[Information provided start]

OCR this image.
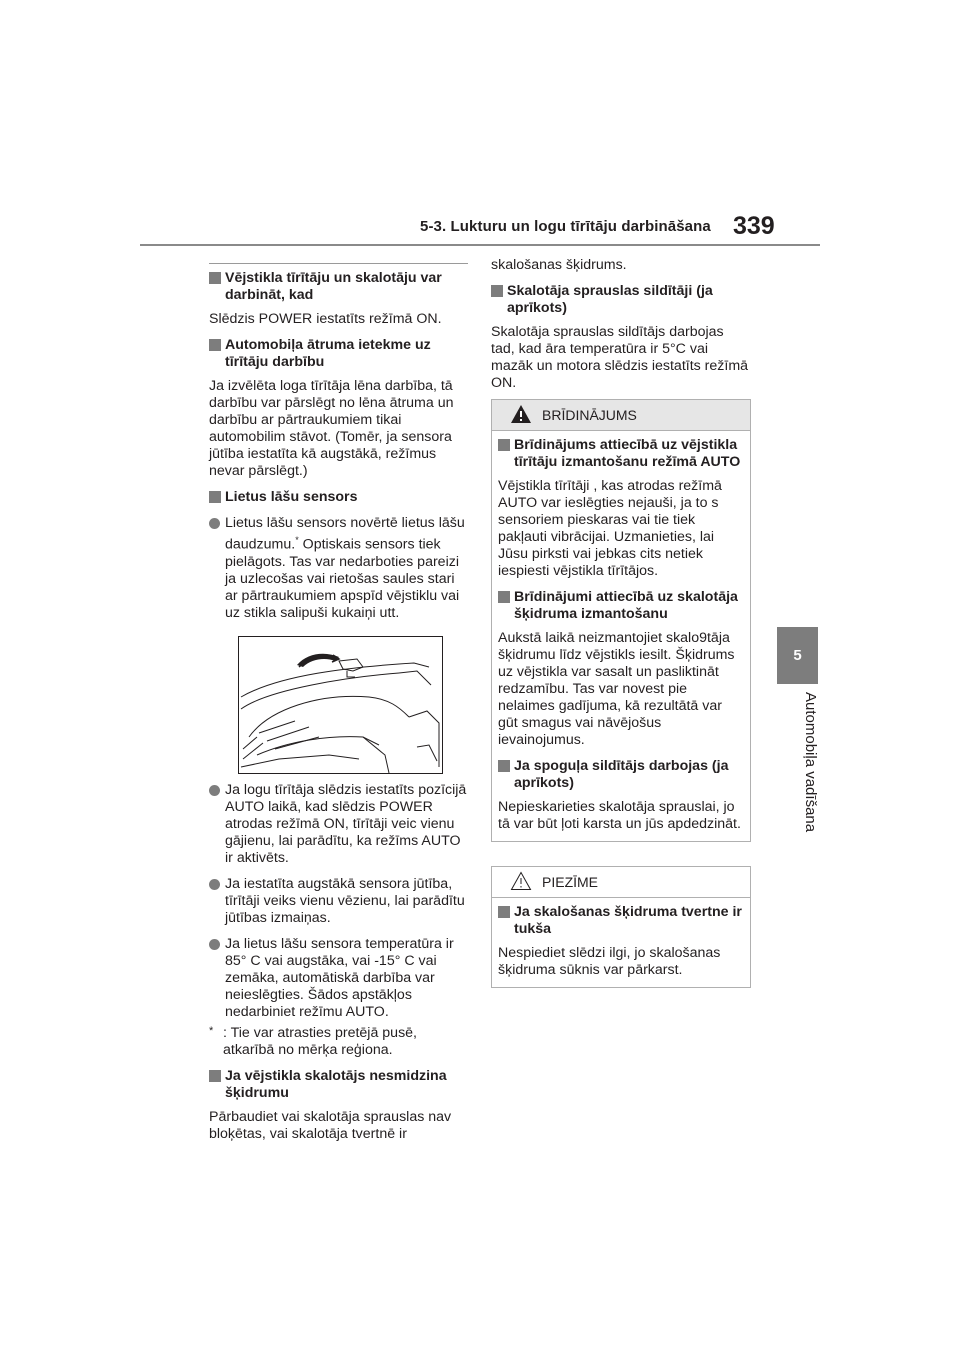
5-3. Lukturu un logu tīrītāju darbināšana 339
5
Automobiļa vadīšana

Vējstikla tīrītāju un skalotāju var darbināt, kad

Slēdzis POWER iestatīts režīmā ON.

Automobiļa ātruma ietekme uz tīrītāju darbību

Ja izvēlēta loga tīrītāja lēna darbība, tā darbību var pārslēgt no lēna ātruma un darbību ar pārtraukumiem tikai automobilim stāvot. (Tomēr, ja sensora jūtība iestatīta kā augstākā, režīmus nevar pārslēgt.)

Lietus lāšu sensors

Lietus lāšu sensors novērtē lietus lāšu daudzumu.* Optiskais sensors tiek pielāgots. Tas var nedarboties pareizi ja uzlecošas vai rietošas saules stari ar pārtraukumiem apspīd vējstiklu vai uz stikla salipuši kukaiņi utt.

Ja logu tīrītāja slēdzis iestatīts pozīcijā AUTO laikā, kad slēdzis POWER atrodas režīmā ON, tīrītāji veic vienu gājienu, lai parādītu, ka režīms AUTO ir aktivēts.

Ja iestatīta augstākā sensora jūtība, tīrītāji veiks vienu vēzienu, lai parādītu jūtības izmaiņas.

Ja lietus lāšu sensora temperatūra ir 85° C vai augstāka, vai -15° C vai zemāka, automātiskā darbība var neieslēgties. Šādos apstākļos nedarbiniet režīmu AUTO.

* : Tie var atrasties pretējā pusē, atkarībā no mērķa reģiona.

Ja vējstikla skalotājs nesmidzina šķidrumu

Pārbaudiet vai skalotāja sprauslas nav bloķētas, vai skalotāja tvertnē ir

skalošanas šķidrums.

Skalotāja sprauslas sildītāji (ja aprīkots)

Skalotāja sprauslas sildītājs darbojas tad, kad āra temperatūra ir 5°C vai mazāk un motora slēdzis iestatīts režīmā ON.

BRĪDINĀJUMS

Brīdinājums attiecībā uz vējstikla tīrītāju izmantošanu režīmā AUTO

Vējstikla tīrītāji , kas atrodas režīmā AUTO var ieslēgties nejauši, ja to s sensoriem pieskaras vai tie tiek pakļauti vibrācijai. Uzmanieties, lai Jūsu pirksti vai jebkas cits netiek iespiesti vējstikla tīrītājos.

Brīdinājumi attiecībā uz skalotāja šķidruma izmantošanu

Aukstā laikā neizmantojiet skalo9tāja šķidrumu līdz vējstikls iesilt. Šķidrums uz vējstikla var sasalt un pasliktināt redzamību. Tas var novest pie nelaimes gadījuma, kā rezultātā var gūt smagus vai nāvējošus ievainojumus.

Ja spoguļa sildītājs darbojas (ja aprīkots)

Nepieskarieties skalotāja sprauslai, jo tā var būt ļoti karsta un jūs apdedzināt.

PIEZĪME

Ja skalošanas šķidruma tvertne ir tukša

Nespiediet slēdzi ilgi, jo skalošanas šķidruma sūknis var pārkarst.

[Information provided end]
[Information provided start]

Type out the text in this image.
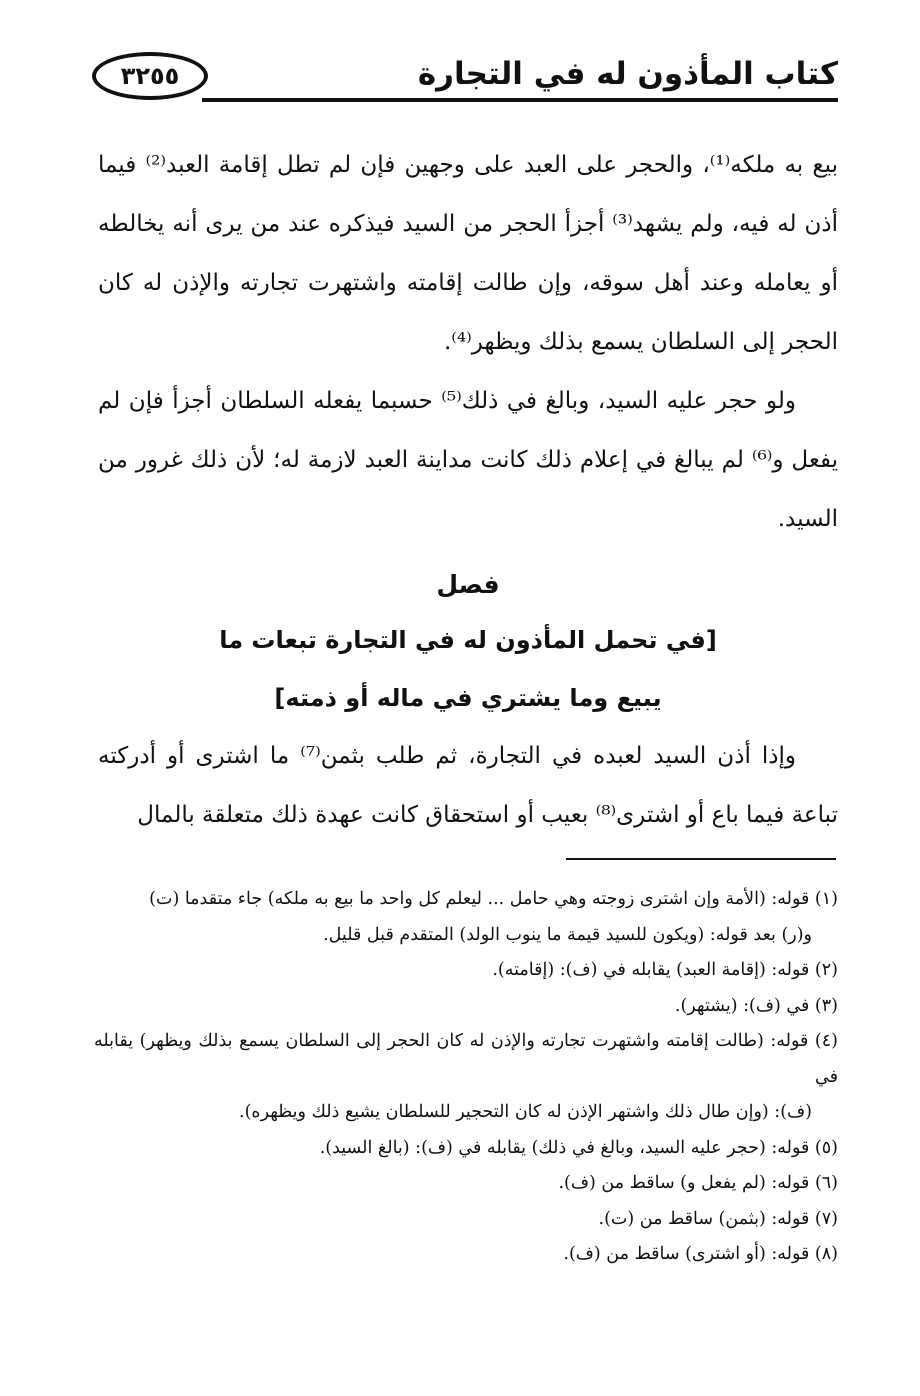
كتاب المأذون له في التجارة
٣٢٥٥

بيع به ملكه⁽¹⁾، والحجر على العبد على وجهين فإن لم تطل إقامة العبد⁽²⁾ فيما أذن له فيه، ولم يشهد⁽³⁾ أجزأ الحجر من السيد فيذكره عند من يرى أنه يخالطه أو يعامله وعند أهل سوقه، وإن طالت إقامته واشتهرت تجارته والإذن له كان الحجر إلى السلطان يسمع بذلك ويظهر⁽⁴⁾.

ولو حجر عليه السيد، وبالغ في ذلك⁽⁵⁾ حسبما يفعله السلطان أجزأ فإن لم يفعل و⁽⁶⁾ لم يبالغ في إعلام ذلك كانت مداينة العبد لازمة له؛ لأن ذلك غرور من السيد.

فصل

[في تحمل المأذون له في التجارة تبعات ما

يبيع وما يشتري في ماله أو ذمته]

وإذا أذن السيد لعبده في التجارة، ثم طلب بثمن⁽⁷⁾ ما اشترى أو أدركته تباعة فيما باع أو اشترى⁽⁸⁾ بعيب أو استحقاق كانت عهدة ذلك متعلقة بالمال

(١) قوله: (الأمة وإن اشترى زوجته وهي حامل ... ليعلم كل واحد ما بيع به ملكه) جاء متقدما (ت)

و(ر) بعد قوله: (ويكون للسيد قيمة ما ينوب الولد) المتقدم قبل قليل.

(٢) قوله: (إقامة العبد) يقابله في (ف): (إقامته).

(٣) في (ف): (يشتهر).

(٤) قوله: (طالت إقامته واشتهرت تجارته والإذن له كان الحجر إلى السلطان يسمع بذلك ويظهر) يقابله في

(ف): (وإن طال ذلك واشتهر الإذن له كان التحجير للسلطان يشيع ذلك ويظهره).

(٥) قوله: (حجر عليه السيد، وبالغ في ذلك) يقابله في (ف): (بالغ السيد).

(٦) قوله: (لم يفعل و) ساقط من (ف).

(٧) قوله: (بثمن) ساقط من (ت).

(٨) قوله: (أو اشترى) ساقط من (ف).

[Information provided end]

#### [Written exercise]
Show all lines from the records above where the word "attiecībā" occurs.

#### [Complete response]
Brīdinājums attiecībā uz vējstikla tīrītāju izmantošanu režīmā AUTO
Brīdinājumi attiecībā uz skalotāja šķidruma izmantošanu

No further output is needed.